===== Material for the task

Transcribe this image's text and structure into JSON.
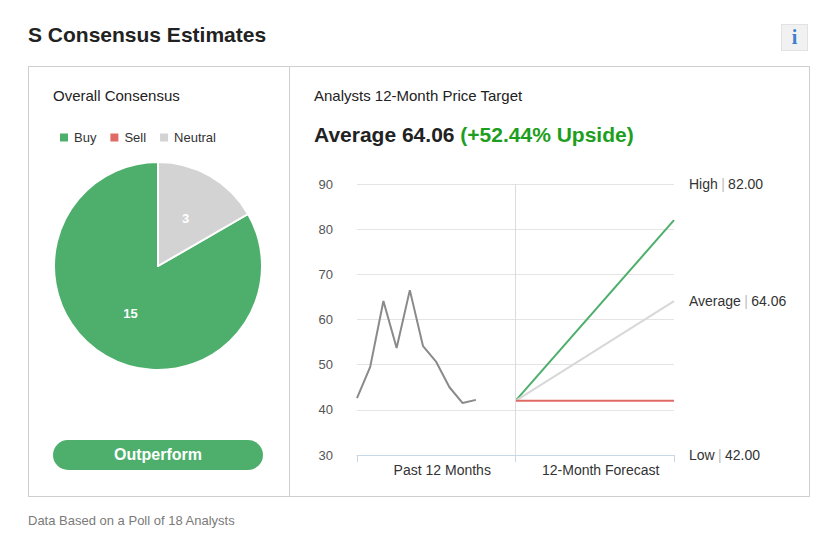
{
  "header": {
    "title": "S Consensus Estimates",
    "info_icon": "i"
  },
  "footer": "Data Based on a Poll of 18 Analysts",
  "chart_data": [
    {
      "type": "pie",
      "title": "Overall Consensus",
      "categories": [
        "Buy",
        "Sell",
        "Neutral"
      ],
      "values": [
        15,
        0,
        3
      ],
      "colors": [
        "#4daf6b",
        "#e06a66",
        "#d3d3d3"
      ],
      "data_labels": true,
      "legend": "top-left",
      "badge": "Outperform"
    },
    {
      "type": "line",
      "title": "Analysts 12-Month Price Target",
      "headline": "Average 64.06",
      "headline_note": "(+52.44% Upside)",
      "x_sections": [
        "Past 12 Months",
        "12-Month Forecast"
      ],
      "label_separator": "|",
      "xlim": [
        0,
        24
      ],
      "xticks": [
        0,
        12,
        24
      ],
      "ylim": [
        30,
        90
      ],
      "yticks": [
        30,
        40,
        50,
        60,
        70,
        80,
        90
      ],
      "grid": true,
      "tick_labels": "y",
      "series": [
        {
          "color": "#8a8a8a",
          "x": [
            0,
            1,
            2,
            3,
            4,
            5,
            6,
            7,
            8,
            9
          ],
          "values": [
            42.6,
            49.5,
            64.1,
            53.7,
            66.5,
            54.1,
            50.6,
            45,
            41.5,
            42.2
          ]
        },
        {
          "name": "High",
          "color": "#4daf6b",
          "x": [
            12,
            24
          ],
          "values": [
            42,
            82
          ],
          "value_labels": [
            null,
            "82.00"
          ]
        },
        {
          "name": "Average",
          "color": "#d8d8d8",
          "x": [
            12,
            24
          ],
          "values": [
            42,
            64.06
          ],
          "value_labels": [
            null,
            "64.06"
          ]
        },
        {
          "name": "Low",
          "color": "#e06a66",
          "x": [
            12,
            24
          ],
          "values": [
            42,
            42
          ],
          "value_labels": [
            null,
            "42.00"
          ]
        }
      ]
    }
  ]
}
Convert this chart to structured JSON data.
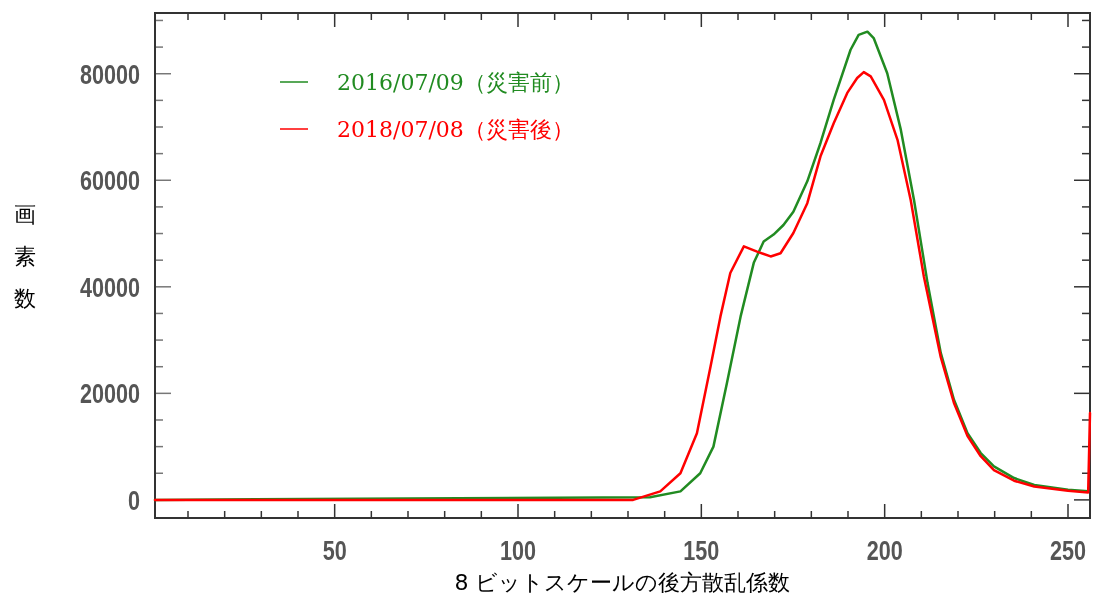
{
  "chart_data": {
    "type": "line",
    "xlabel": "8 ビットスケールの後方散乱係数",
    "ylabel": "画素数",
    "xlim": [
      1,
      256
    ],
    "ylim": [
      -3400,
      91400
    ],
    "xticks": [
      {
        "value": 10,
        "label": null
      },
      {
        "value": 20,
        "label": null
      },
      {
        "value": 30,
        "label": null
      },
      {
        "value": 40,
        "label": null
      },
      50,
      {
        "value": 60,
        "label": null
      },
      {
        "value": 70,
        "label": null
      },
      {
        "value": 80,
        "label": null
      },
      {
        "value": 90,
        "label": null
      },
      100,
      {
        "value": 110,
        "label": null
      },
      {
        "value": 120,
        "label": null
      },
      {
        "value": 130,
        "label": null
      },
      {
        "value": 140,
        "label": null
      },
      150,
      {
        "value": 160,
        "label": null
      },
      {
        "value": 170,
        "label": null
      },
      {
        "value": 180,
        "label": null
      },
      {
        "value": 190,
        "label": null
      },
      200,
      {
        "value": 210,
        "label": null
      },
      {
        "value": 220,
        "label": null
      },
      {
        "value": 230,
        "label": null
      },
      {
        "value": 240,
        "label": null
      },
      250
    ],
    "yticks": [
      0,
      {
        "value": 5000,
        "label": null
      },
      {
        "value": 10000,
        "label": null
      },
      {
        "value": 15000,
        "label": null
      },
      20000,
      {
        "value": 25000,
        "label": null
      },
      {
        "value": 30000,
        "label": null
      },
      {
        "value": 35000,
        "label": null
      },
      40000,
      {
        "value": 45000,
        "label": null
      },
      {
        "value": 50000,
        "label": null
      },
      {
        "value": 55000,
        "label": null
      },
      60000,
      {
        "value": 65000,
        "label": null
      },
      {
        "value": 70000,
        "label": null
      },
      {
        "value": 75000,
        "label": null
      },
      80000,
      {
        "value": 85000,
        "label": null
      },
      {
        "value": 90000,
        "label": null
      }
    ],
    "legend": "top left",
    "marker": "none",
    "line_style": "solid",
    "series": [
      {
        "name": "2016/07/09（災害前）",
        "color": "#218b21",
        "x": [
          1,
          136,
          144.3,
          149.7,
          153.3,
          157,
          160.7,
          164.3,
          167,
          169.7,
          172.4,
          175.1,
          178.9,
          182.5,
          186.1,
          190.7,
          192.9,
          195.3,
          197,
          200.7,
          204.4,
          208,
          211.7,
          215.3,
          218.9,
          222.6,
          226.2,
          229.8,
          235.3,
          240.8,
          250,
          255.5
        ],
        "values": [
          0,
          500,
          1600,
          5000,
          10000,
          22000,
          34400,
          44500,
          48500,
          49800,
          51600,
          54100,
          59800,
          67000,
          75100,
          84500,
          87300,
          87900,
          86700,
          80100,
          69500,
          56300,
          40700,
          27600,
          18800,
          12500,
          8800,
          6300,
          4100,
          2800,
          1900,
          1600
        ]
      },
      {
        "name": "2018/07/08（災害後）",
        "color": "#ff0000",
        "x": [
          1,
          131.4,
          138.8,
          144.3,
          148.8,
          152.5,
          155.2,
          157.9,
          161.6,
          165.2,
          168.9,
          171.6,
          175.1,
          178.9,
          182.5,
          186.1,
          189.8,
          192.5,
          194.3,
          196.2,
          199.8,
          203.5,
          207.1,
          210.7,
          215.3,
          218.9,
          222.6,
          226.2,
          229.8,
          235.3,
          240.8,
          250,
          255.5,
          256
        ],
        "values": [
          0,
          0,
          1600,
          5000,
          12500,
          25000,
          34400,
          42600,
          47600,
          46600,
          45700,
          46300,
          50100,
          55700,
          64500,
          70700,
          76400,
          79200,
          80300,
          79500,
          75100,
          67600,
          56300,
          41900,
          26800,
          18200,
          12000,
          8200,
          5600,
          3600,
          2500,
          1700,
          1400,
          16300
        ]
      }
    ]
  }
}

==========

* Exercise *
Look through the data and gather every line with the string "Consensus" in it.

* Exercise output *
    "title": "S Consensus Estimates",
      "title": "Overall Consensus",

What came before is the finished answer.